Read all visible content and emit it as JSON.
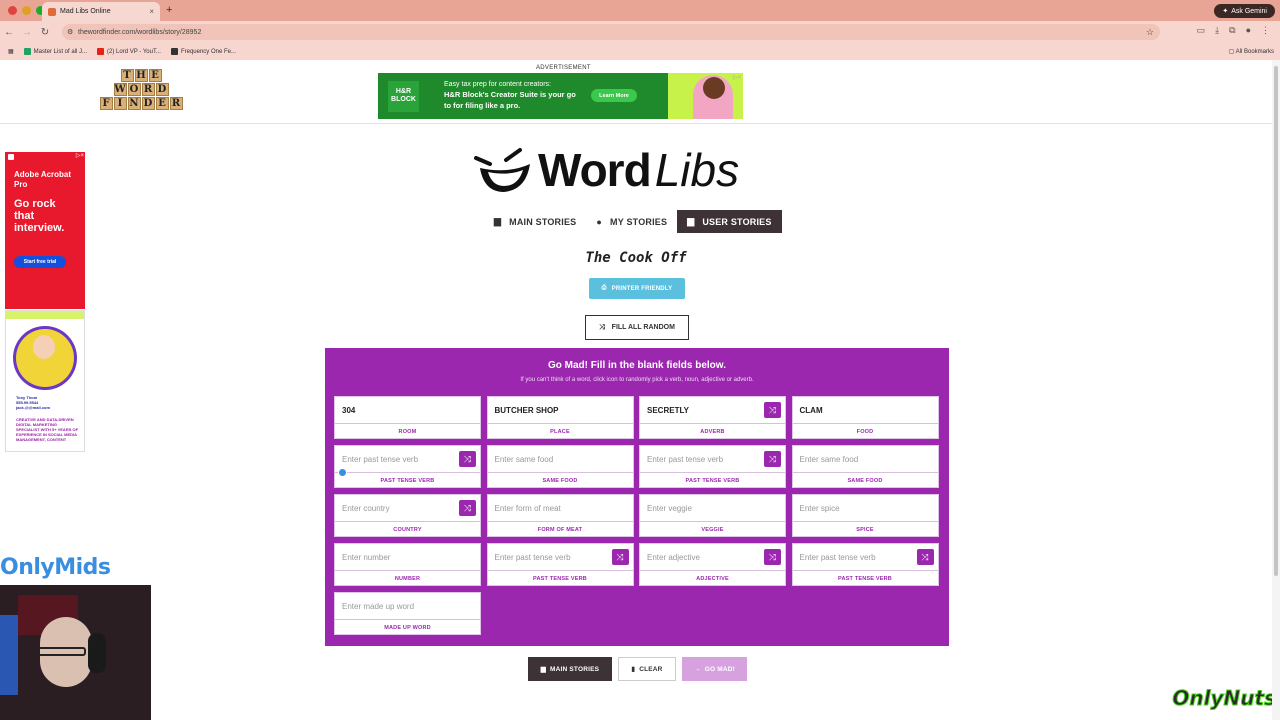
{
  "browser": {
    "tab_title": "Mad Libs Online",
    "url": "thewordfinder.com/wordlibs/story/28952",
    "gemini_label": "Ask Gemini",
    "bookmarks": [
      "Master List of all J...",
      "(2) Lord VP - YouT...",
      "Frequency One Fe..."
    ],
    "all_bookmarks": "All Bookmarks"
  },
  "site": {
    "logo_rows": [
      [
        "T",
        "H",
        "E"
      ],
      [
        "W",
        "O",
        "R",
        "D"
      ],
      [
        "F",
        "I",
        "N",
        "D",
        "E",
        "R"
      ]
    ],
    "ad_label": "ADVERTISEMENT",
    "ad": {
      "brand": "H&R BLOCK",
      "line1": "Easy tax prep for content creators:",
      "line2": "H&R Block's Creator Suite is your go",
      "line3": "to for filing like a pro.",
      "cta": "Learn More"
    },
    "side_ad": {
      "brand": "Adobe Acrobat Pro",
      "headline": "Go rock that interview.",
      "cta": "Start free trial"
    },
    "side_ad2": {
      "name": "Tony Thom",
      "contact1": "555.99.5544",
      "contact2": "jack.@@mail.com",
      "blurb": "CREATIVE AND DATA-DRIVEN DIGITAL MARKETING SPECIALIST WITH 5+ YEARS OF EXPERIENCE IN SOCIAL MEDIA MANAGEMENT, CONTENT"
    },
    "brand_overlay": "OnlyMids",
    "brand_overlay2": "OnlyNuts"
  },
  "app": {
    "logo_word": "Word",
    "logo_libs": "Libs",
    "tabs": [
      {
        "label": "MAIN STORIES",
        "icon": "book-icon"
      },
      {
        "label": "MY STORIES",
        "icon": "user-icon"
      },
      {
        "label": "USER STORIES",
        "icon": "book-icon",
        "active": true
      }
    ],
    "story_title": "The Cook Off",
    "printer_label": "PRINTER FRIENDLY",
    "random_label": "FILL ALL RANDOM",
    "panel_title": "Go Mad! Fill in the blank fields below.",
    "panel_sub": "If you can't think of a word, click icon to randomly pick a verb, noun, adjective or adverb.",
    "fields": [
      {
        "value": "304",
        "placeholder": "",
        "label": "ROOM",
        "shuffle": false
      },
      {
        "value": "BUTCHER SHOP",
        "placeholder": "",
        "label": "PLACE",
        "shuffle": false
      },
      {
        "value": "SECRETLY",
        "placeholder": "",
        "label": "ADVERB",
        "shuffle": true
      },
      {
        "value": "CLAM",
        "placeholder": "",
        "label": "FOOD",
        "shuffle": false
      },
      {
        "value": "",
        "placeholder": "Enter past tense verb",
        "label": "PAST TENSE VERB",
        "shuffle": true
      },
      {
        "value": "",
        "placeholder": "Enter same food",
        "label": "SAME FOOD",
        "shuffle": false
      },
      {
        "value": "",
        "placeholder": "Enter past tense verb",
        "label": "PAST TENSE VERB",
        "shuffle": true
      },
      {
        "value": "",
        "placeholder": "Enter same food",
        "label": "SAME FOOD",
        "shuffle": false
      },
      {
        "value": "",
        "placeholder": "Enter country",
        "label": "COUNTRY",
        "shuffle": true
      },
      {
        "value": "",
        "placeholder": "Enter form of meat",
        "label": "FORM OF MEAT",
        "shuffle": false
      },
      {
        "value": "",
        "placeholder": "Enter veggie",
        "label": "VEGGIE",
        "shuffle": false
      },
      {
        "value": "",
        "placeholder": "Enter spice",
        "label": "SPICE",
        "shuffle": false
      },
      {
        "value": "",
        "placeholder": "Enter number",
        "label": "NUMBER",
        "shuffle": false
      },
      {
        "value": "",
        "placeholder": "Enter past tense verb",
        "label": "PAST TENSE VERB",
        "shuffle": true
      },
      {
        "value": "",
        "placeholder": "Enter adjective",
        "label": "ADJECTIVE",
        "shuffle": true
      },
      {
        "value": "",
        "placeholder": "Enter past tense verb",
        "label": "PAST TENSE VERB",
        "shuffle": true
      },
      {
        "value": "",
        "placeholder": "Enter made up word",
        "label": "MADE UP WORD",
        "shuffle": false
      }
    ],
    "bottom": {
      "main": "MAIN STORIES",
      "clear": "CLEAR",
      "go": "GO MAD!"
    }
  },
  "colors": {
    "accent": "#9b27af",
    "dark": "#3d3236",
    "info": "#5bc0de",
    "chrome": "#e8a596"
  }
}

+++

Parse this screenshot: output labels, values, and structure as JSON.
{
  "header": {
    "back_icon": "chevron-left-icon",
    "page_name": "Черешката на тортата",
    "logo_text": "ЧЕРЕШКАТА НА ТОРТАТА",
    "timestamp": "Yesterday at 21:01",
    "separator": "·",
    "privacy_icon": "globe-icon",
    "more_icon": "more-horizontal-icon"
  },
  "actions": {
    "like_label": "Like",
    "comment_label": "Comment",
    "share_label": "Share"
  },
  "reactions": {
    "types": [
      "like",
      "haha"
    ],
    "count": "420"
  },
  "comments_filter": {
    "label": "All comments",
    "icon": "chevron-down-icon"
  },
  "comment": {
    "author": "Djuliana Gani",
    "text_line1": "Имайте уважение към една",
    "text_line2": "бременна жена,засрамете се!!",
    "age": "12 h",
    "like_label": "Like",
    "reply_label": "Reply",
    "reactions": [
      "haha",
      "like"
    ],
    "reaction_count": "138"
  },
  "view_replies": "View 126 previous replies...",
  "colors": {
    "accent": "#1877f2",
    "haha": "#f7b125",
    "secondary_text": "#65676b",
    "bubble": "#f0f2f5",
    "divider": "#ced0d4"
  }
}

+++

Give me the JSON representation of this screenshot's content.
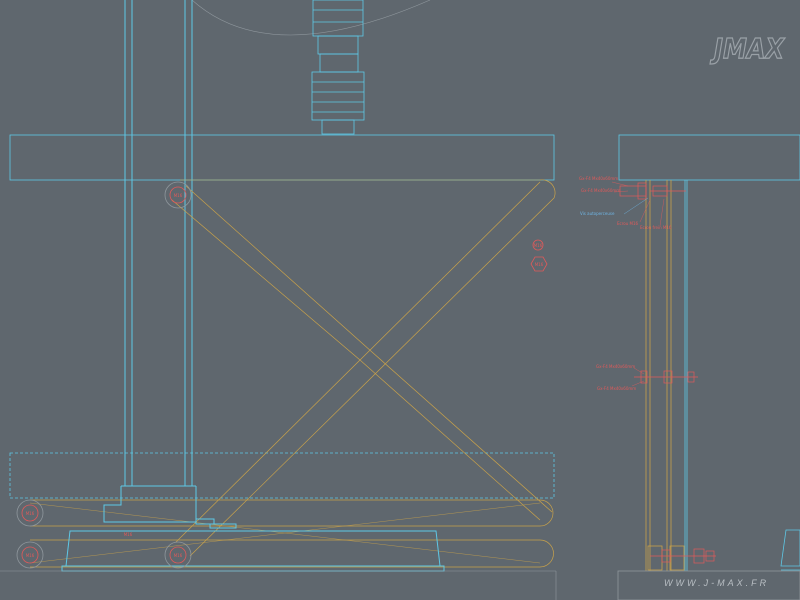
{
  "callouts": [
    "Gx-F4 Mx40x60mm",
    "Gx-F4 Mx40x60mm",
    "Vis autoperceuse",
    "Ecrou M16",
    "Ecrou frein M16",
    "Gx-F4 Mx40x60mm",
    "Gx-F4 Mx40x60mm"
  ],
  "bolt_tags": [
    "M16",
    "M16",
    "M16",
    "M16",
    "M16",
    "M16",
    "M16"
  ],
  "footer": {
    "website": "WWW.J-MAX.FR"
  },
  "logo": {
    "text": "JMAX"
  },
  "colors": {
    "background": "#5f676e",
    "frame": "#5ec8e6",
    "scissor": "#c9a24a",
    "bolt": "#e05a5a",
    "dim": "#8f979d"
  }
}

+++

• **YOUR OBJECTIVE**
Say how many lines contain "chevron", and give nothing but that number.

• **THE COMPLETED TASK**
2